• **Dataset entries**
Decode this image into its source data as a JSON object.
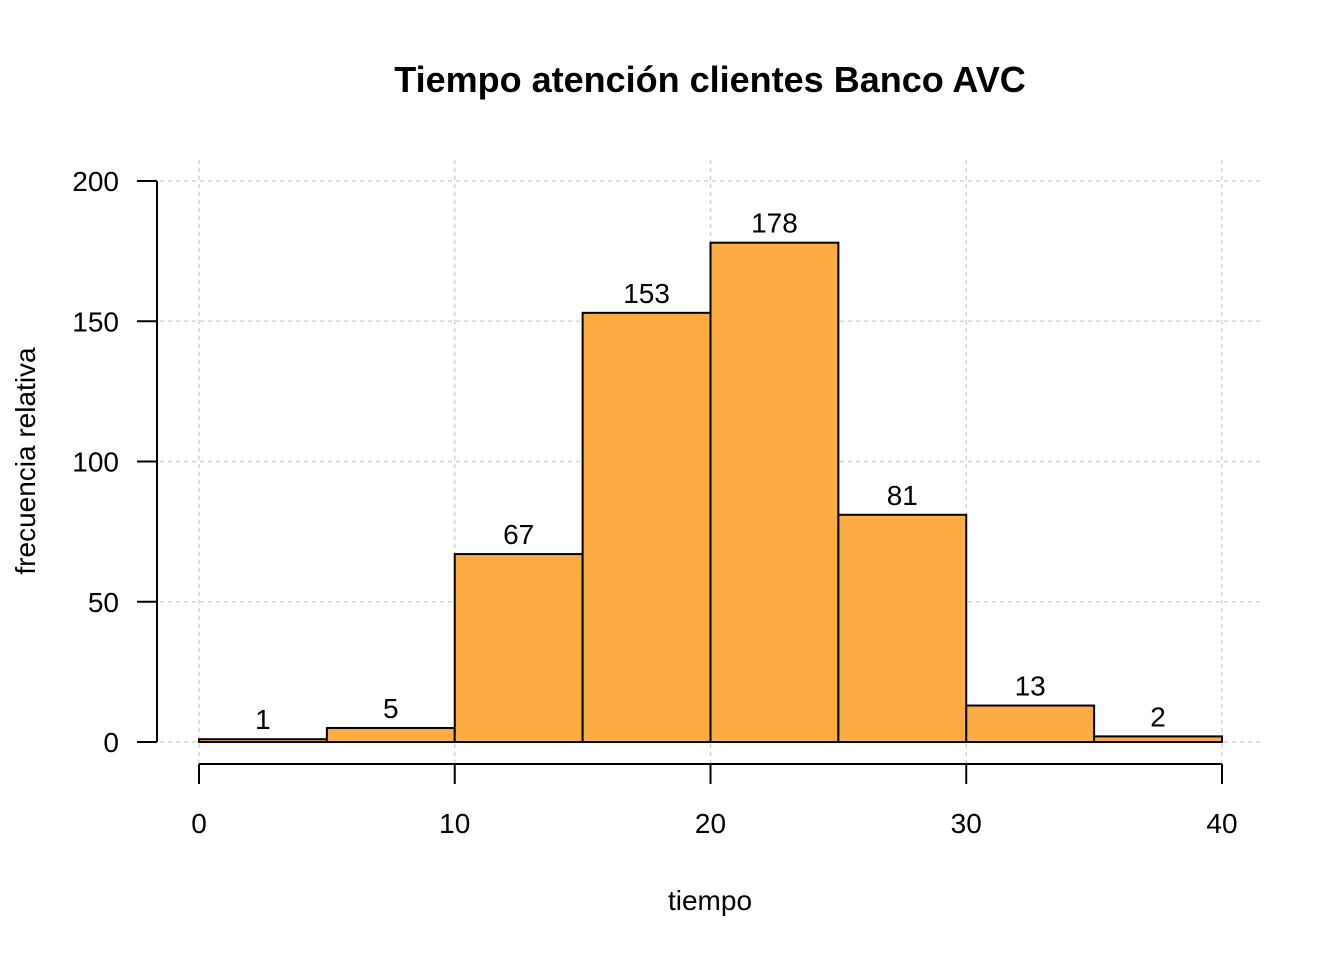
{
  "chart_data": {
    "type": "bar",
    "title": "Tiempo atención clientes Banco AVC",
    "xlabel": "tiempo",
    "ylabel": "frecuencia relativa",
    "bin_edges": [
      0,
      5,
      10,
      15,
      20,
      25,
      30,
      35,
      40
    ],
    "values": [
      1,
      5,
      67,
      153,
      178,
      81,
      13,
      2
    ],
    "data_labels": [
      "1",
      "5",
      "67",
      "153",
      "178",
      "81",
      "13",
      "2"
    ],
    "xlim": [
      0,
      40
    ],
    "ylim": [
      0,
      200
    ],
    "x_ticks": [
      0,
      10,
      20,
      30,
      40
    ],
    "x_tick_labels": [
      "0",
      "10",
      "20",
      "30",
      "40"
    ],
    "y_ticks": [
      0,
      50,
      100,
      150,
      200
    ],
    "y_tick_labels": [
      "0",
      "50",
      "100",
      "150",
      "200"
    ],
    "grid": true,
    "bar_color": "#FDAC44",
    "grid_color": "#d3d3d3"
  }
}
--
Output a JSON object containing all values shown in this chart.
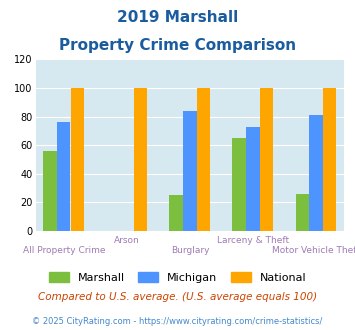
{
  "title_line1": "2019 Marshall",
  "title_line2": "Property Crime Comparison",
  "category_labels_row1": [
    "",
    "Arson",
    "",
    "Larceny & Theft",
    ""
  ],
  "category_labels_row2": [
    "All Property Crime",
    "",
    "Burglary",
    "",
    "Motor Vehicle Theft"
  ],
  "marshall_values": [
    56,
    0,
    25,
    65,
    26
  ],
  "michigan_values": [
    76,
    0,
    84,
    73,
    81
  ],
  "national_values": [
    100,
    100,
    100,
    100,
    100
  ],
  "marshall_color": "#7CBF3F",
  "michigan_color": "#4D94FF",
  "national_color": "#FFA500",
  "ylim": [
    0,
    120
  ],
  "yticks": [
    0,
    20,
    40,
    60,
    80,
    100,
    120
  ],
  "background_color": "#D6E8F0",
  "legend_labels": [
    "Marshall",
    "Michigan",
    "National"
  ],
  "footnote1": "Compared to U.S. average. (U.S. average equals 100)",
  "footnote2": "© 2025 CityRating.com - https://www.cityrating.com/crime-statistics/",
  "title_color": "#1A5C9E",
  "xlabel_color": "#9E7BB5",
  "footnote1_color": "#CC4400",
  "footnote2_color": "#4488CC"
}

• **What you will do**
In the entries above, count every line containing the word "Property". Write only the total.

• **Complete answer**
2